*** Listed entries
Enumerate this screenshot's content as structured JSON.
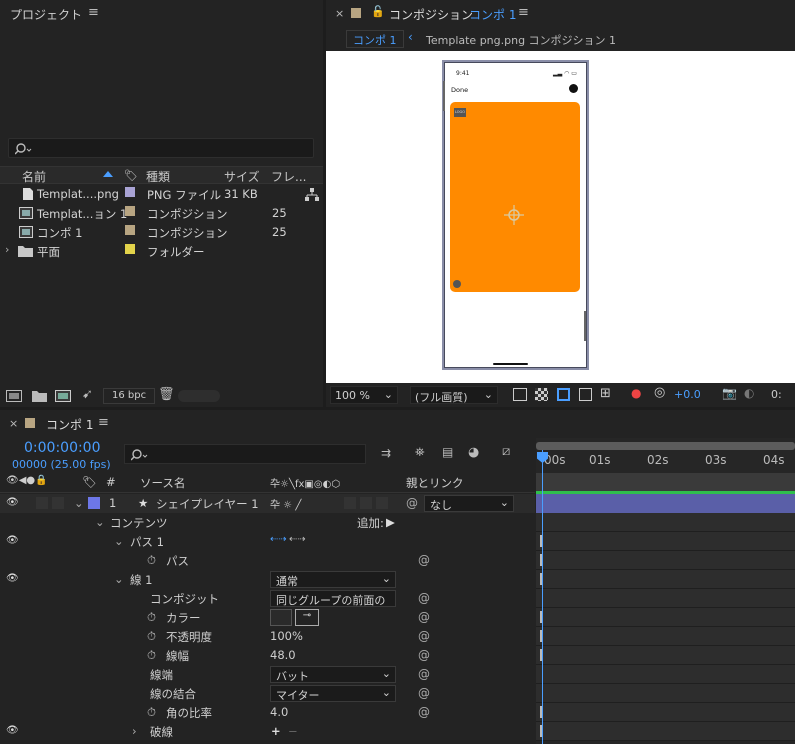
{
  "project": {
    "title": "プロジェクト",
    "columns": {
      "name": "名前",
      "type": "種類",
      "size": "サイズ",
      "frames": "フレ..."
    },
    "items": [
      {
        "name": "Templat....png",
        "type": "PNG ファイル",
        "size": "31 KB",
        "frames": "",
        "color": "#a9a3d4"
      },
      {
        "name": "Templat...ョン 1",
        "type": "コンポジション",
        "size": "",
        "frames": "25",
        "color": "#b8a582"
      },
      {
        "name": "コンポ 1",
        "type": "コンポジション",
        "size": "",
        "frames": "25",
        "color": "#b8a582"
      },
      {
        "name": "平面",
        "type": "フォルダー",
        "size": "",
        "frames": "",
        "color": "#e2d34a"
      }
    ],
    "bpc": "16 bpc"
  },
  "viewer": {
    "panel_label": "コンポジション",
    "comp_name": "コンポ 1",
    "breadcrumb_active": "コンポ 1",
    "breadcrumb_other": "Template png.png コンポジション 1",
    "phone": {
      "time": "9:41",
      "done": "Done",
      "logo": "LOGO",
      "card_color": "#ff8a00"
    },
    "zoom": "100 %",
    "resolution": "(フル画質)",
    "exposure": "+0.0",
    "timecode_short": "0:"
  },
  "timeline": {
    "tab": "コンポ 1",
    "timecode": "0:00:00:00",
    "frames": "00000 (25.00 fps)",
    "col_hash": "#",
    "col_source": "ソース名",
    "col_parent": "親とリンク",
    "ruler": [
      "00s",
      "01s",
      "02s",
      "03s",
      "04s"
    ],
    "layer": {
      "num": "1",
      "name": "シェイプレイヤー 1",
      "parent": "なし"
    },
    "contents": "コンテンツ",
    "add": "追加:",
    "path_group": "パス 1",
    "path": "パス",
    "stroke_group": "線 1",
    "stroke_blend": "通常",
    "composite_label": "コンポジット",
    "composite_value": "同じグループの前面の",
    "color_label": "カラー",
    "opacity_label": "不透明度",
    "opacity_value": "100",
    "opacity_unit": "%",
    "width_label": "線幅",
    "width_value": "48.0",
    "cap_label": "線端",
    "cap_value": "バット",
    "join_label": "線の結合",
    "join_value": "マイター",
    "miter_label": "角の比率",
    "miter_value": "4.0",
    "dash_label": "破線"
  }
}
******
◆ Directive
Quote the entries above word for word. Leave the images out.

◆ Finished task
Enumerate this screenshot's content as structured JSON.
{
  "project": {
    "title": "プロジェクト",
    "columns": {
      "name": "名前",
      "type": "種類",
      "size": "サイズ",
      "frames": "フレ..."
    },
    "items": [
      {
        "name": "Templat....png",
        "type": "PNG ファイル",
        "size": "31 KB",
        "frames": "",
        "color": "#a9a3d4"
      },
      {
        "name": "Templat...ョン 1",
        "type": "コンポジション",
        "size": "",
        "frames": "25",
        "color": "#b8a582"
      },
      {
        "name": "コンポ 1",
        "type": "コンポジション",
        "size": "",
        "frames": "25",
        "color": "#b8a582"
      },
      {
        "name": "平面",
        "type": "フォルダー",
        "size": "",
        "frames": "",
        "color": "#e2d34a"
      }
    ],
    "bpc": "16 bpc"
  },
  "viewer": {
    "panel_label": "コンポジション",
    "comp_name": "コンポ 1",
    "breadcrumb_active": "コンポ 1",
    "breadcrumb_other": "Template png.png コンポジション 1",
    "phone": {
      "time": "9:41",
      "done": "Done",
      "logo": "LOGO",
      "card_color": "#ff8a00"
    },
    "zoom": "100 %",
    "resolution": "(フル画質)",
    "exposure": "+0.0",
    "timecode_short": "0:"
  },
  "timeline": {
    "tab": "コンポ 1",
    "timecode": "0:00:00:00",
    "frames": "00000 (25.00 fps)",
    "col_hash": "#",
    "col_source": "ソース名",
    "col_parent": "親とリンク",
    "ruler": [
      "00s",
      "01s",
      "02s",
      "03s",
      "04s"
    ],
    "layer": {
      "num": "1",
      "name": "シェイプレイヤー 1",
      "parent": "なし"
    },
    "contents": "コンテンツ",
    "add": "追加:",
    "path_group": "パス 1",
    "path": "パス",
    "stroke_group": "線 1",
    "stroke_blend": "通常",
    "composite_label": "コンポジット",
    "composite_value": "同じグループの前面の",
    "color_label": "カラー",
    "opacity_label": "不透明度",
    "opacity_value": "100",
    "opacity_unit": "%",
    "width_label": "線幅",
    "width_value": "48.0",
    "cap_label": "線端",
    "cap_value": "バット",
    "join_label": "線の結合",
    "join_value": "マイター",
    "miter_label": "角の比率",
    "miter_value": "4.0",
    "dash_label": "破線"
  }
}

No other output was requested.